▶ _THE RECORDS_:
━━━━━━━━

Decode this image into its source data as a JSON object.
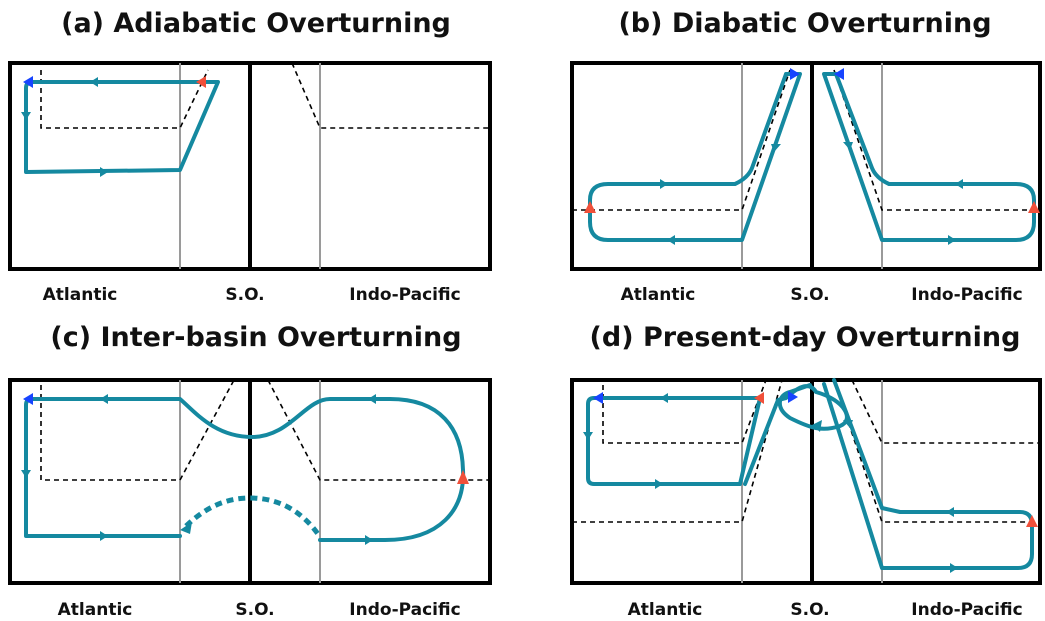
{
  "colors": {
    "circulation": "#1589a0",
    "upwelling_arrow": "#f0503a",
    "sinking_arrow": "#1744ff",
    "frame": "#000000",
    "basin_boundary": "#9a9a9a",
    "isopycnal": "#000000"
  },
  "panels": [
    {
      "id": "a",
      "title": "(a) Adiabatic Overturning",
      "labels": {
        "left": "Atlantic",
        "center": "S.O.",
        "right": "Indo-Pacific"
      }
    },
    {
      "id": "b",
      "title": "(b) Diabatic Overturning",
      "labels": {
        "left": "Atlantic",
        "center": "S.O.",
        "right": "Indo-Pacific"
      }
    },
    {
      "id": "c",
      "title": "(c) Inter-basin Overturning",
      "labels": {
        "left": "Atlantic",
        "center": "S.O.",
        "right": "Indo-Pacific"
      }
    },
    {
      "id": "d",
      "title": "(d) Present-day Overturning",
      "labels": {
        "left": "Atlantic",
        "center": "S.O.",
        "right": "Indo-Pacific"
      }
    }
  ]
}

━━━━━━━━

▶ _YOUR GOAL_: Set out every line from the material that contains the string "Overturning".

▶ _RESULT OF THE EXERCISE_:
      "title": "(a) Adiabatic Overturning",
      "title": "(b) Diabatic Overturning",
      "title": "(c) Inter-basin Overturning",
      "title": "(d) Present-day Overturning",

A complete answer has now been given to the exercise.